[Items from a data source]
■ ■ ■ ■

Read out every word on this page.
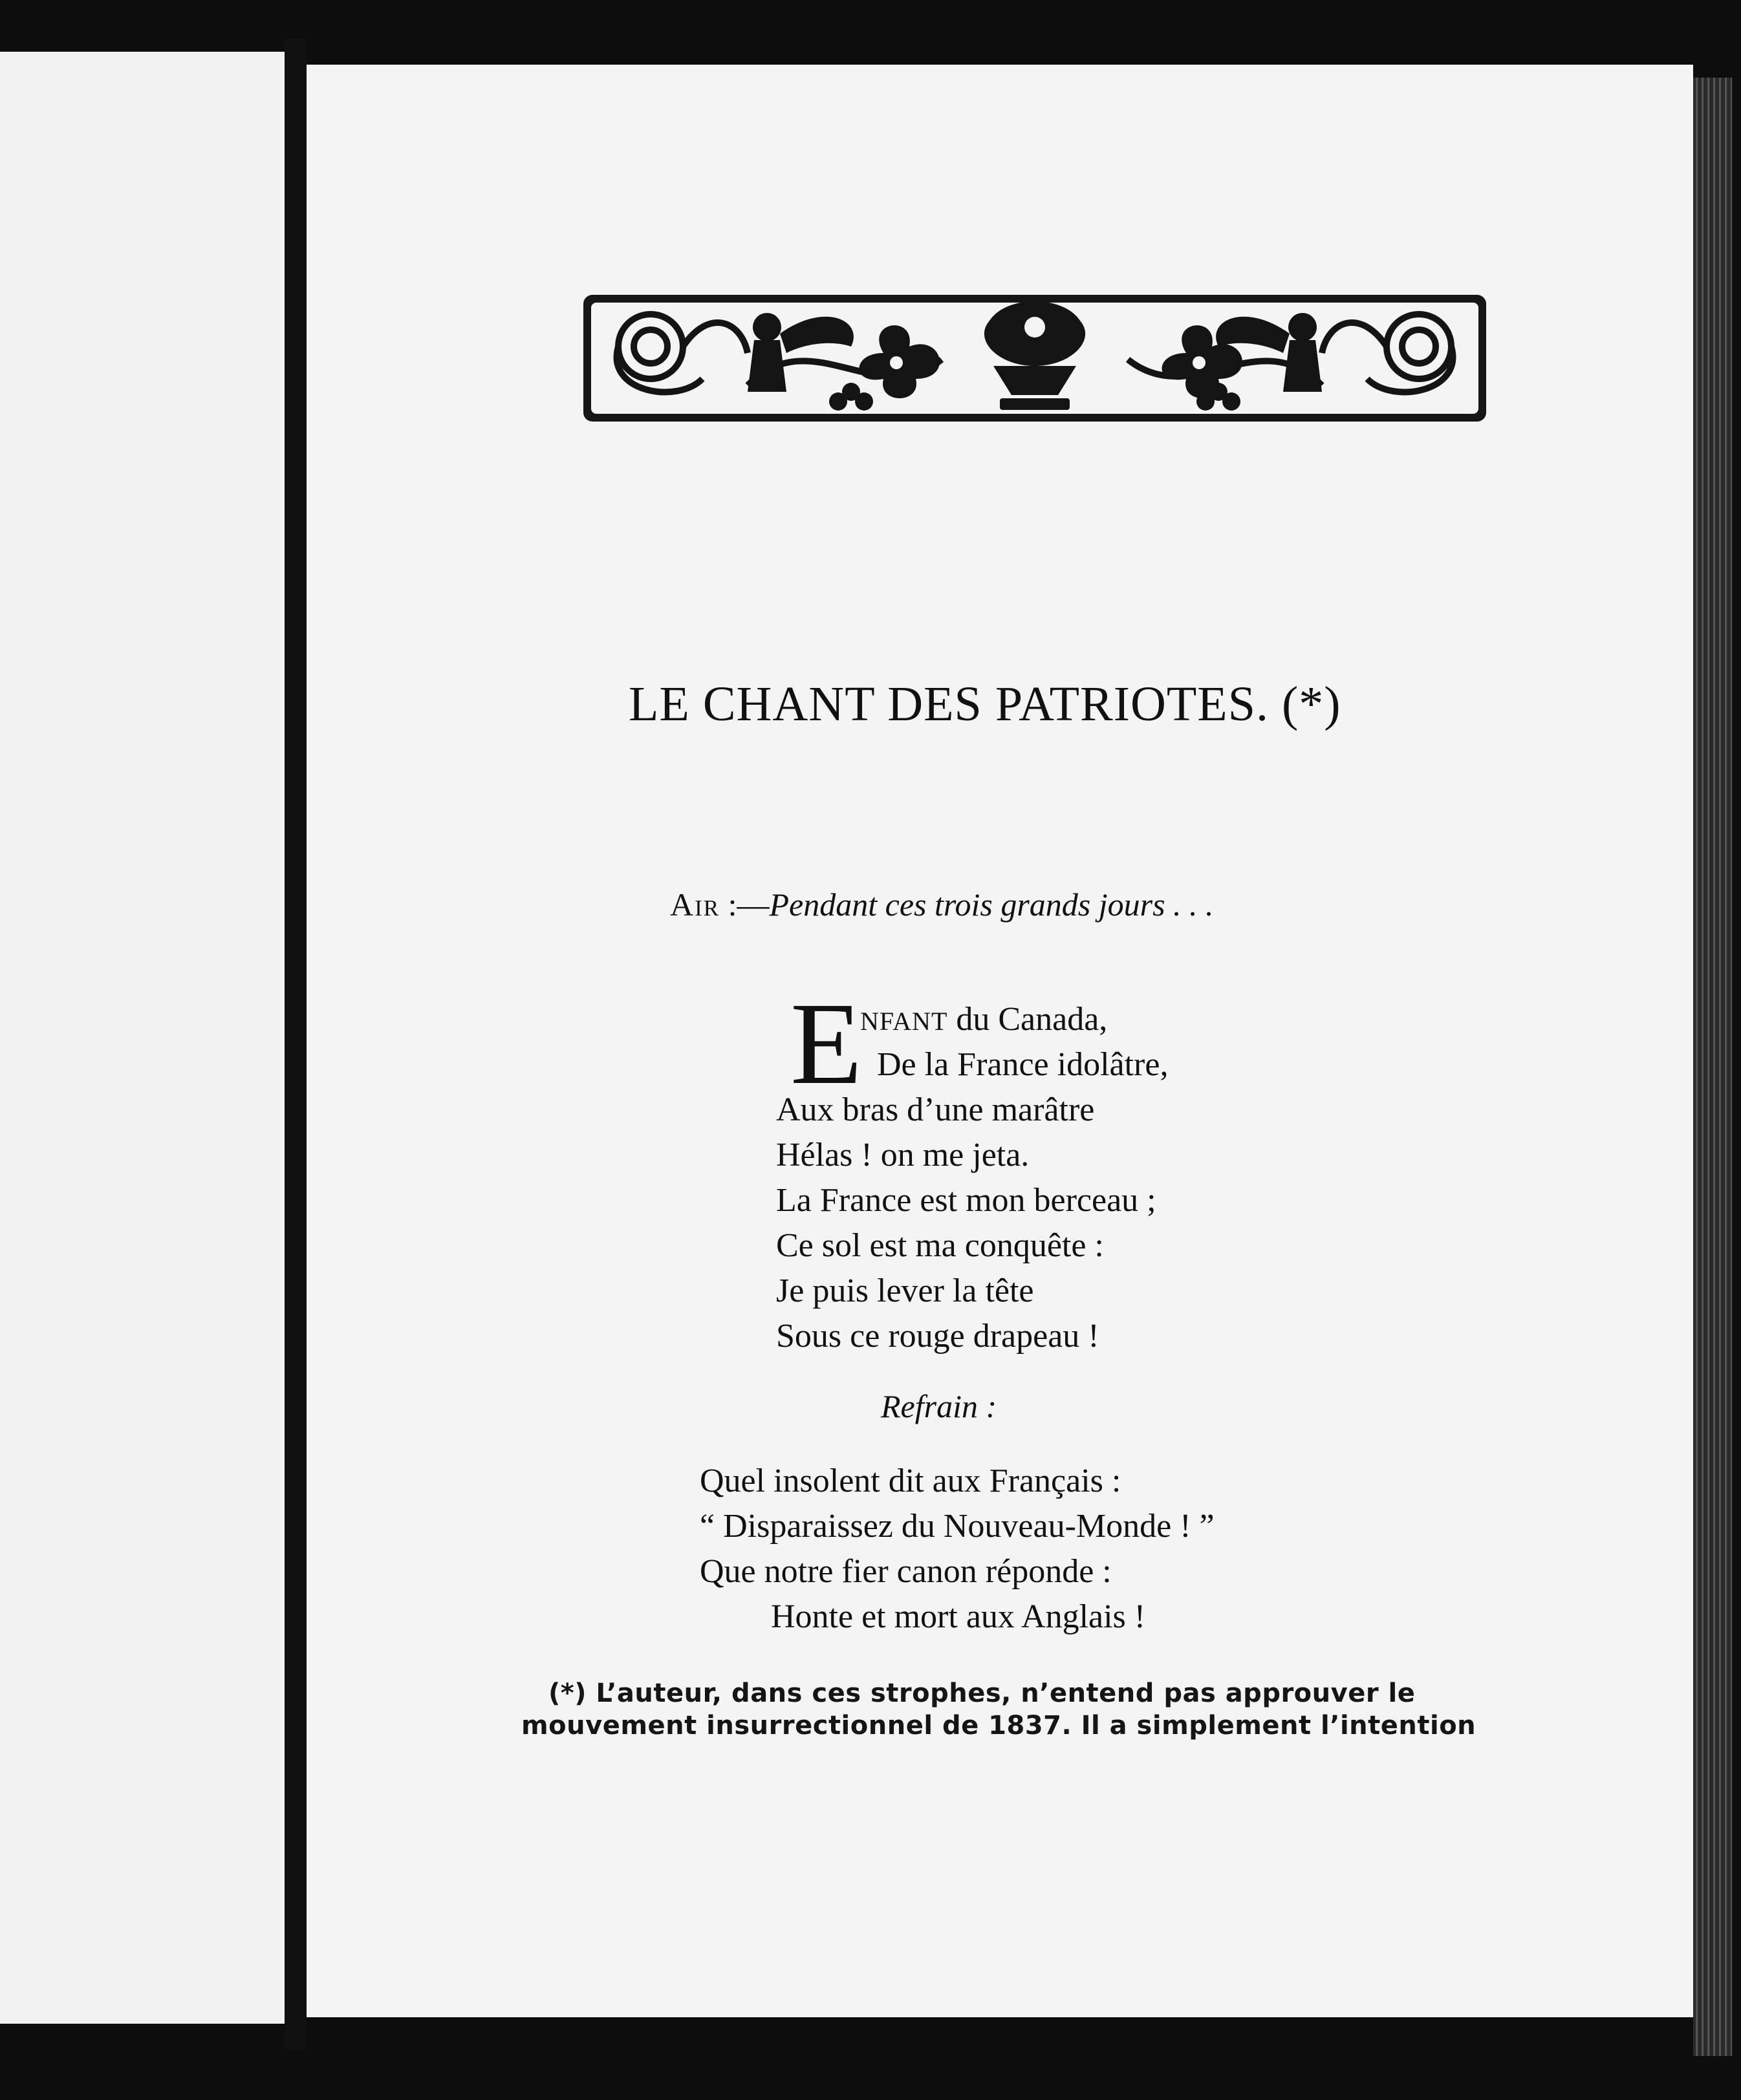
LE CHANT DES PATRIOTES. (*)
Air :—Pendant ces trois grands jours . . .
E
NFANT du Canada,
De la France idolâtre,
Aux bras d’une marâtre
Hélas ! on me jeta.
La France est mon berceau ;
Ce sol est ma conquête :
Je puis lever la tête
Sous ce rouge drapeau !
Refrain :
Quel insolent dit aux Français :
“ Disparaissez du Nouveau-Monde ! ”
Que notre fier canon réponde :
Honte et mort aux Anglais !
(*) L’auteur, dans ces strophes, n’entend pas approuver le
mouvement insurrectionnel de 1837. Il a simplement l’intention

■ ■ ■ ■

• Task brief
Locate all lines in the listing above with the word "France" and copy them.

• Reply to the task
De la France idolâtre,
La France est mon berceau ;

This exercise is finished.